**EXERCISE DIRECTIONS:** Read the listing and extract each line that includes the word "Söhne".
☆ ☆ ☆
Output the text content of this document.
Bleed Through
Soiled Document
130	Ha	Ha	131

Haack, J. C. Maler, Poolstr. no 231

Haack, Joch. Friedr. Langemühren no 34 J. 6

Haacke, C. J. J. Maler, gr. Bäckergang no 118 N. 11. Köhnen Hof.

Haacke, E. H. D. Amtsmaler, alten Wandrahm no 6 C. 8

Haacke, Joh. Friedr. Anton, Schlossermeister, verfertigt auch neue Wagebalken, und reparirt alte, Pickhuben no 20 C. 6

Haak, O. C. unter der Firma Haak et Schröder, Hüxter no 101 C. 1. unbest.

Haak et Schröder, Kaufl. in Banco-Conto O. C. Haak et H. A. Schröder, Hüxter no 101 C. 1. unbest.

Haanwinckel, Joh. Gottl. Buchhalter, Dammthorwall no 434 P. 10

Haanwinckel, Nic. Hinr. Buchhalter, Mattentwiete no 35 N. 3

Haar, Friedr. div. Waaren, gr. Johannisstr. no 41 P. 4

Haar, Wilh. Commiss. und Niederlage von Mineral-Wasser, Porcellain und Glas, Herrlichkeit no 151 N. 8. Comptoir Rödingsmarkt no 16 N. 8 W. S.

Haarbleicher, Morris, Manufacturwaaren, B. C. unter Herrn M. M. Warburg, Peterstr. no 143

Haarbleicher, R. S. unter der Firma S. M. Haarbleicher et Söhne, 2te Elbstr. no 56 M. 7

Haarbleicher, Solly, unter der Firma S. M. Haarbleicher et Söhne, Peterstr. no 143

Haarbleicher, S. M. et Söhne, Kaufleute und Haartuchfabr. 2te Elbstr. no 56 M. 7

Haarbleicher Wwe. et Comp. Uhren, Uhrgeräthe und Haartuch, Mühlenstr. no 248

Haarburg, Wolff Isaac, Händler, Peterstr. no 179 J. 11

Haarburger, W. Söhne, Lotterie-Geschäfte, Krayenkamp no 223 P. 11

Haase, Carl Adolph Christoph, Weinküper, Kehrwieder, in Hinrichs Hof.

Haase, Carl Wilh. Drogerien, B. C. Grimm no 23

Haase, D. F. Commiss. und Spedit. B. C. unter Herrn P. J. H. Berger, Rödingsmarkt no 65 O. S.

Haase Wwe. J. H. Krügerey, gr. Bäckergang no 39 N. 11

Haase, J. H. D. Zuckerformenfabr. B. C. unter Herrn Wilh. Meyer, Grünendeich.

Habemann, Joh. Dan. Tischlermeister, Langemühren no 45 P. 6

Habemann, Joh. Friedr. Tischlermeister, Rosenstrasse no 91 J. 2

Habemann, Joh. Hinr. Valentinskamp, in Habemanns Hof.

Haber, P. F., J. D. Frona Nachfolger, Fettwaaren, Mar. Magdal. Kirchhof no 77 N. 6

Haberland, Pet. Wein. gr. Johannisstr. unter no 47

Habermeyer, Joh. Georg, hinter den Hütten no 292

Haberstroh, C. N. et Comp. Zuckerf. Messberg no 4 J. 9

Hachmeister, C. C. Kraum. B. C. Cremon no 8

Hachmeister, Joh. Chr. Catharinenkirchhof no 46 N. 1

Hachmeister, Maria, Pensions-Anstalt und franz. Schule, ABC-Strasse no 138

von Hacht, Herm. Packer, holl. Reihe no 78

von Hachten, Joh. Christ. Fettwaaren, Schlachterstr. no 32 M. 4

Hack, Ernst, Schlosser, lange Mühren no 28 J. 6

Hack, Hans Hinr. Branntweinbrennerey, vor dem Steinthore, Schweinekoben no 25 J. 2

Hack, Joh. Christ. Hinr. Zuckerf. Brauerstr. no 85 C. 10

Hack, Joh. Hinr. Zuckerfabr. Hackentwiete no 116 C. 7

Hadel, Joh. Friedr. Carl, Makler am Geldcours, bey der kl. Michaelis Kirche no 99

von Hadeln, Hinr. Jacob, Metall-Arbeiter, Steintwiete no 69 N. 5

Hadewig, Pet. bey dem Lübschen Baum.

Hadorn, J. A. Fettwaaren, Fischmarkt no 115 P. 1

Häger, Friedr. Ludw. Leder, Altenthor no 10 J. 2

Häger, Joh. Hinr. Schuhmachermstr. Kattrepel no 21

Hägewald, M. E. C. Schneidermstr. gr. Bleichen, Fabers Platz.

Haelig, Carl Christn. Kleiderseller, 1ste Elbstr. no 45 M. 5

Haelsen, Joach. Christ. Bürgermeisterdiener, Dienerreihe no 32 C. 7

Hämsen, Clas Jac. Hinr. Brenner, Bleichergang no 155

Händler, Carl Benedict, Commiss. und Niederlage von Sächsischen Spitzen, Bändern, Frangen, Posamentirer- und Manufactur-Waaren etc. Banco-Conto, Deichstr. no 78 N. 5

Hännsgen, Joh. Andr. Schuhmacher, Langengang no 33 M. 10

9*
☆ ☆ ☆
**EXERCISE ANSWER:**
Haarbleicher, R. S. unter der Firma S. M. Haarbleicher et Söhne, 2te Elbstr. no 56 M. 7
Haarbleicher, Solly, unter der Firma S. M. Haarbleicher et Söhne, Peterstr. no 143
Haarbleicher, S. M. et Söhne, Kaufleute und Haartuchfabr. 2te Elbstr. no 56 M. 7
Haarburger, W. Söhne, Lotterie-Geschäfte, Krayenkamp no 223 P. 11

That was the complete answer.